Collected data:
_ _ _

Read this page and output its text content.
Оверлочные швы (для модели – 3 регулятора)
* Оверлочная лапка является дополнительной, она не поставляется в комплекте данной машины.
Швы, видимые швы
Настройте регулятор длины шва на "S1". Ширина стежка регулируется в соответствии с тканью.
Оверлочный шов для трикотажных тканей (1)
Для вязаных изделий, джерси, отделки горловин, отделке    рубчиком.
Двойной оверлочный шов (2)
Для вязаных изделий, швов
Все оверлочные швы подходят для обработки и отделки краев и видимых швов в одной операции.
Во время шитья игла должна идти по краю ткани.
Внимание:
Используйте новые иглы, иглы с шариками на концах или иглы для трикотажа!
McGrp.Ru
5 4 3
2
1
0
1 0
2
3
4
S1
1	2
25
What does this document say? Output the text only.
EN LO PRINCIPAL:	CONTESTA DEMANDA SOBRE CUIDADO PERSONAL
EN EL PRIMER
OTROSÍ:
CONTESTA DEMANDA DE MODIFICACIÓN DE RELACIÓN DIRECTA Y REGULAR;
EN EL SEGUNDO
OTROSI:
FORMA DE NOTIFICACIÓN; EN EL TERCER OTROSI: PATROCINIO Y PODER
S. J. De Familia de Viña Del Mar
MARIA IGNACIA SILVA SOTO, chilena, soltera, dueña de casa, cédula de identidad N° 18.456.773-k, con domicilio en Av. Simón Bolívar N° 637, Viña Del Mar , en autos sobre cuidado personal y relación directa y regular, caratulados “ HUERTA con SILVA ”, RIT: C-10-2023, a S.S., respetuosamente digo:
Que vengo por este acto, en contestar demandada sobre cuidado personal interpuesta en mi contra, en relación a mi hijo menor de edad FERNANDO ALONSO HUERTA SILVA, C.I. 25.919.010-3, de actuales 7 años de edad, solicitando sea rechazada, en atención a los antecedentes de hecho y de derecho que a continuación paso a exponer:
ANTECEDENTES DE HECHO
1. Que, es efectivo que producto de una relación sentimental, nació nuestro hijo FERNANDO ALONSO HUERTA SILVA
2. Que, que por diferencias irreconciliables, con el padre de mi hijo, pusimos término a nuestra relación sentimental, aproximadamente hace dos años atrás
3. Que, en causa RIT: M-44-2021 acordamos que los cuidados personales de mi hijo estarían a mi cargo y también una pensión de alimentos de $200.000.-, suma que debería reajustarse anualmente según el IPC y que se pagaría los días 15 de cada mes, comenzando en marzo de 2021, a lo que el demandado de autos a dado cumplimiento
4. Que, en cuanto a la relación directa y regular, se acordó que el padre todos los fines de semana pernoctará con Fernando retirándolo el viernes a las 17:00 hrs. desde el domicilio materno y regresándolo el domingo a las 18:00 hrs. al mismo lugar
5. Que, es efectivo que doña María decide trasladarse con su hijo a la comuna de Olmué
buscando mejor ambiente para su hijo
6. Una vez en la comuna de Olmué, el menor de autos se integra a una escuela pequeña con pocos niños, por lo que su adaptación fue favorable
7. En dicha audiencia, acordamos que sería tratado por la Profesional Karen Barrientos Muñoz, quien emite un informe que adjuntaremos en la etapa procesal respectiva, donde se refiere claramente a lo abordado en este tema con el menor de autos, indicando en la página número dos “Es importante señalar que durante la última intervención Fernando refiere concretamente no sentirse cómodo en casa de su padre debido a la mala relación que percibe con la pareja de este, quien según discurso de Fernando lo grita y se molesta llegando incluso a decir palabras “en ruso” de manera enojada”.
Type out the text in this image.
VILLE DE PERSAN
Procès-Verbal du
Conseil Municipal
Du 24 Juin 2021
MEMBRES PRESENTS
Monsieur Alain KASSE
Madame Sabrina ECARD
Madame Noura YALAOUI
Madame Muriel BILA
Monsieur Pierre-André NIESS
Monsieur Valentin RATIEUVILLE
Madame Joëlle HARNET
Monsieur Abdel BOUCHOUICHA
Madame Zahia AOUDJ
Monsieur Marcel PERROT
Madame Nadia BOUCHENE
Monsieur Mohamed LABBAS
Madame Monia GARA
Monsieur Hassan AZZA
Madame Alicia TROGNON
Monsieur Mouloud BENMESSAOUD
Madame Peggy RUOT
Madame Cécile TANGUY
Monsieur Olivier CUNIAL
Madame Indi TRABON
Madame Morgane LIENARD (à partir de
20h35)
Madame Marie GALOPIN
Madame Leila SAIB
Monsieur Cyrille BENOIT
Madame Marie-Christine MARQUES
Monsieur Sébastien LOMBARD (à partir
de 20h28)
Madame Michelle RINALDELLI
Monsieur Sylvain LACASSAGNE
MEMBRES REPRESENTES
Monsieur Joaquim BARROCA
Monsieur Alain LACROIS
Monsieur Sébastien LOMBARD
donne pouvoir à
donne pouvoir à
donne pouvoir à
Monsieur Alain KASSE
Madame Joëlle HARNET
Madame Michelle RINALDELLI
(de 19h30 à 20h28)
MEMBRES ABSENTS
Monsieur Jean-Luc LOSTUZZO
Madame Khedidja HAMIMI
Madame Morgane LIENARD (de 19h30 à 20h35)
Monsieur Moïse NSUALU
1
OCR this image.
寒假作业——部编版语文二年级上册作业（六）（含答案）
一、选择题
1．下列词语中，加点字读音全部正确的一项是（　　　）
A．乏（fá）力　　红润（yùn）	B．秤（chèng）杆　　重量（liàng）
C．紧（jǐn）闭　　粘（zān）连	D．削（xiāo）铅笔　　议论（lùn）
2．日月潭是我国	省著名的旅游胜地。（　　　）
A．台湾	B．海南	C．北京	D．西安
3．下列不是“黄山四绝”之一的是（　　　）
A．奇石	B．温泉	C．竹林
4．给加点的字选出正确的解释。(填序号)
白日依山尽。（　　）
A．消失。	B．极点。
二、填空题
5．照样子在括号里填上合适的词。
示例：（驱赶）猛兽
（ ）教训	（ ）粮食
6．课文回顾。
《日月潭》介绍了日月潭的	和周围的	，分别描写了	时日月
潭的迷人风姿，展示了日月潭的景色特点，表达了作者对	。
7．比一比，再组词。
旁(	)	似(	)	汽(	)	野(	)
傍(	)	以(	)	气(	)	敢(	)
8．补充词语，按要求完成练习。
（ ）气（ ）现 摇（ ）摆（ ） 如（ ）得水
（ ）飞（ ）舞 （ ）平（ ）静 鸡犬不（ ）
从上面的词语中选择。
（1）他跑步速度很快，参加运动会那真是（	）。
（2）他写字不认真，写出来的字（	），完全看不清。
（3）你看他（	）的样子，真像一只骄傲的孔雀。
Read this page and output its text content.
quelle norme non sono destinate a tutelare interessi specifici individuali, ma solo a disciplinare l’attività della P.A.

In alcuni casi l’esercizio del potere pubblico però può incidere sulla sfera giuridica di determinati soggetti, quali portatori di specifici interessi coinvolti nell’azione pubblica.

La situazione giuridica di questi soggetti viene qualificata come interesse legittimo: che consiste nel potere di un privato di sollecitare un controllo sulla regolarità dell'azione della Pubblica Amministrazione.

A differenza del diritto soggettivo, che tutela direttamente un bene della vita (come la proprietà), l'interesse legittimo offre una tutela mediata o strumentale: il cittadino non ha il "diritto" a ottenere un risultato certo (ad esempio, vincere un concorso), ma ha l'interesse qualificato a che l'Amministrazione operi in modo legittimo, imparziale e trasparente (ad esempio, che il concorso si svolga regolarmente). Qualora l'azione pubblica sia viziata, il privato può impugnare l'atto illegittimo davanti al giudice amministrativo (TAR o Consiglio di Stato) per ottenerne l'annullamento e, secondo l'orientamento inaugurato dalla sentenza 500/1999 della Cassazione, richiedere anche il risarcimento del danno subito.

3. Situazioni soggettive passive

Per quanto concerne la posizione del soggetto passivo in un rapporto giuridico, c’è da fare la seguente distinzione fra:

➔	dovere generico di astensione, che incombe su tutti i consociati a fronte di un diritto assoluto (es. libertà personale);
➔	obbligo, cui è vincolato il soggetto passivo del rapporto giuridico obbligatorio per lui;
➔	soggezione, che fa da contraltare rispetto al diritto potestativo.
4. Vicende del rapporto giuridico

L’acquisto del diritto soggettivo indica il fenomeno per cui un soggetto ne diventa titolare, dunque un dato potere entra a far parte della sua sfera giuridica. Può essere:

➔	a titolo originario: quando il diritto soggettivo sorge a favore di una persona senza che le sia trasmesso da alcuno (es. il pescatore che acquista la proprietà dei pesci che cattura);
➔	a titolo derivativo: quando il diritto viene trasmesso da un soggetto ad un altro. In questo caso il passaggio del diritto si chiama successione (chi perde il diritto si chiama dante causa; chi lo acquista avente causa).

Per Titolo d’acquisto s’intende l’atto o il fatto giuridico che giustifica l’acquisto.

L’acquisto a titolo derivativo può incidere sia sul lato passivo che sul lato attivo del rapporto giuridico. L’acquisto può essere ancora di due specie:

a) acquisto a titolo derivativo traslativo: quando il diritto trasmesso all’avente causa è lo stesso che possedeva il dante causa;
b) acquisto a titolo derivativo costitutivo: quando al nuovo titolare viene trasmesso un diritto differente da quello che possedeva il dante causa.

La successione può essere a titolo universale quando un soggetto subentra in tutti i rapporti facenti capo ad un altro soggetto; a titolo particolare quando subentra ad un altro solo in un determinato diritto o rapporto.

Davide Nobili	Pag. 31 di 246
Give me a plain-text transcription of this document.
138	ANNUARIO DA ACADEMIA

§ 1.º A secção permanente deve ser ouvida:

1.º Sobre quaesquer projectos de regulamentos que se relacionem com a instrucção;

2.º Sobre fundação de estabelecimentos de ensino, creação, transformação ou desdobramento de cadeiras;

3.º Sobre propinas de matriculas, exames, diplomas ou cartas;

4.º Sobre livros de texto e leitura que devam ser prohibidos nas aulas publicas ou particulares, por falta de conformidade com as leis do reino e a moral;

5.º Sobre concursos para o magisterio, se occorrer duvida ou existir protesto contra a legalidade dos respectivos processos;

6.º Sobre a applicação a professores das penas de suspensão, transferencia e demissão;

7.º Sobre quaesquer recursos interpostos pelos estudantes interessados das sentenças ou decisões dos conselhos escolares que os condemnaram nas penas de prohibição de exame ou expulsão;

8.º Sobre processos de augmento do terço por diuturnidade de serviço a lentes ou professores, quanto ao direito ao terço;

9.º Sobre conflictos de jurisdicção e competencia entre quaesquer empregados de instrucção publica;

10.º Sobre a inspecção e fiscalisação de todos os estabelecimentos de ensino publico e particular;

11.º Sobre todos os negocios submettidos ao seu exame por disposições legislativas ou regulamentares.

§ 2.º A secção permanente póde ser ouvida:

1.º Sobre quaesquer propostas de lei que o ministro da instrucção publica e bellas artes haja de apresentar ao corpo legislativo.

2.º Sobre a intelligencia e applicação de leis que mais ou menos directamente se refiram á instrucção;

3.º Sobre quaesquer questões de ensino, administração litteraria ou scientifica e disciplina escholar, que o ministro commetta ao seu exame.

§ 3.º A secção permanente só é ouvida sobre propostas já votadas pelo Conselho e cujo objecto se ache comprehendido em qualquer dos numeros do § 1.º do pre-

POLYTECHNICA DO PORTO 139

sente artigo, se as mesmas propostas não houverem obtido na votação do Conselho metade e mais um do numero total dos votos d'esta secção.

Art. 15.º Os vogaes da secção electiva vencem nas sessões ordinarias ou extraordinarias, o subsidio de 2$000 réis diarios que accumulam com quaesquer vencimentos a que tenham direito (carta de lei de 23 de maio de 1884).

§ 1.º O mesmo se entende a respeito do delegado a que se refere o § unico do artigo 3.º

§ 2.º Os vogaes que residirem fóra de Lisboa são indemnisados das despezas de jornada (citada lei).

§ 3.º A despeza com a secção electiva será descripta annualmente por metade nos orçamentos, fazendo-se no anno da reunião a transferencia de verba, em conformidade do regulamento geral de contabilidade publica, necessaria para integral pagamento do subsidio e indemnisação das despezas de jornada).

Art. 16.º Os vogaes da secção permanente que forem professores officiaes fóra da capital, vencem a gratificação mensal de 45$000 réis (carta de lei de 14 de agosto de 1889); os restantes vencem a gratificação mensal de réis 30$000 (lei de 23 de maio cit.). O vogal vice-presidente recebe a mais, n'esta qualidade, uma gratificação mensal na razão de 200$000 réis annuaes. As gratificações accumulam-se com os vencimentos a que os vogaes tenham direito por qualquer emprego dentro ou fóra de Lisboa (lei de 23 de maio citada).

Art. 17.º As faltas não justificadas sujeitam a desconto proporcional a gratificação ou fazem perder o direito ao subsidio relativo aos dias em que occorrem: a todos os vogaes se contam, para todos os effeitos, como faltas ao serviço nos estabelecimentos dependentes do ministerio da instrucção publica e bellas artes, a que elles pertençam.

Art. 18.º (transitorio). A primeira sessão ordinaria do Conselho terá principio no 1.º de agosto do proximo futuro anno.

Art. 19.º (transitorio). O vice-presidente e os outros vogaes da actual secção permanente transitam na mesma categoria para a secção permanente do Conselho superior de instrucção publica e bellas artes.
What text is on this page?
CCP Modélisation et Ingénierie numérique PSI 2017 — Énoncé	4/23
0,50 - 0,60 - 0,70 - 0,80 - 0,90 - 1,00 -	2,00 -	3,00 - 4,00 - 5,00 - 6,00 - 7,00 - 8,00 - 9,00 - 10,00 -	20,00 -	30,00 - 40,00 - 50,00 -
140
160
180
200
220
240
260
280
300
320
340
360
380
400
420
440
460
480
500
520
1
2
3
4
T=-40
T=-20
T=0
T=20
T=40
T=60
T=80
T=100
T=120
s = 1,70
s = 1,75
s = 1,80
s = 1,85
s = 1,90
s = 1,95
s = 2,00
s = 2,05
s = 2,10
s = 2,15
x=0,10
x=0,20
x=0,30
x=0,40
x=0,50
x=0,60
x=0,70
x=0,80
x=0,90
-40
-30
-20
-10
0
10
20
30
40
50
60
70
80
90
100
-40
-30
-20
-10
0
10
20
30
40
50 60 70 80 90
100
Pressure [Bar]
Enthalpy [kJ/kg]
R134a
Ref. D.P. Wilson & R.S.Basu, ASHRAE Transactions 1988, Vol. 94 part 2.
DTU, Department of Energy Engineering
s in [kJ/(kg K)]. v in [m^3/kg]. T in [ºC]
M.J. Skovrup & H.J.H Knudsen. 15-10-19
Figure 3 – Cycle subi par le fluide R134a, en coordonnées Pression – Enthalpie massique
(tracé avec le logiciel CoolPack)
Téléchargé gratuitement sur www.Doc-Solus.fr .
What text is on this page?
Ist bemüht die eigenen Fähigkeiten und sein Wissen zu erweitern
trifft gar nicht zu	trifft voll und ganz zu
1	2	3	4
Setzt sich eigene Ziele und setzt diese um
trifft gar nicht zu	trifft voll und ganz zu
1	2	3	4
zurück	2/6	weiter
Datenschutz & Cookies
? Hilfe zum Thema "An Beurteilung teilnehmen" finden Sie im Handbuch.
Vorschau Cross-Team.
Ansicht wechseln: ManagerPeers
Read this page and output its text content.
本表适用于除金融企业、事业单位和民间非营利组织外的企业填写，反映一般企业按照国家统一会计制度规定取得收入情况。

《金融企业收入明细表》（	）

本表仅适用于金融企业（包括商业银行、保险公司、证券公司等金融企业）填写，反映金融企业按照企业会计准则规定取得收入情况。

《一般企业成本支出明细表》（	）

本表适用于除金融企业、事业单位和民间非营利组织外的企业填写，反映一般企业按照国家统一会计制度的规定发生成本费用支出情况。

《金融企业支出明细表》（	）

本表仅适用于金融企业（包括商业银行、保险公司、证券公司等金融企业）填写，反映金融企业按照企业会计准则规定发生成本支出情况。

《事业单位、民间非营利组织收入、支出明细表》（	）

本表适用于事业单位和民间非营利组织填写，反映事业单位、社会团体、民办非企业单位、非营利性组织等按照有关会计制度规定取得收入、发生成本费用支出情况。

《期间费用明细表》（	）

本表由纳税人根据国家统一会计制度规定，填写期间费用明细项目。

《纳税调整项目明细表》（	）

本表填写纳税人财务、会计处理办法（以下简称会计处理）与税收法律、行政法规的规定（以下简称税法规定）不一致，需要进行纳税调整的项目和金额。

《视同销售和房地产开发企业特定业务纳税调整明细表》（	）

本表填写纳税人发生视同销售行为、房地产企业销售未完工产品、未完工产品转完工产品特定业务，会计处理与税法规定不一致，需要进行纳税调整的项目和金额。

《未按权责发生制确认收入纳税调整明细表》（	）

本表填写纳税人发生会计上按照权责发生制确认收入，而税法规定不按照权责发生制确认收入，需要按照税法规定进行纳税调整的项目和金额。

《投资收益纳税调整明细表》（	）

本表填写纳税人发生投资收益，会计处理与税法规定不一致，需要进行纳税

_ _ _

What is required
Which lines hold the string "leis"? List them all.

Result
4.º Sobre livros de texto e leitura que devam ser prohibidos nas aulas publicas ou particulares, por falta de conformidade com as leis do reino e a moral;
2.º Sobre a intelligencia e applicação de leis que mais ou menos directamente se refiram á instrucção;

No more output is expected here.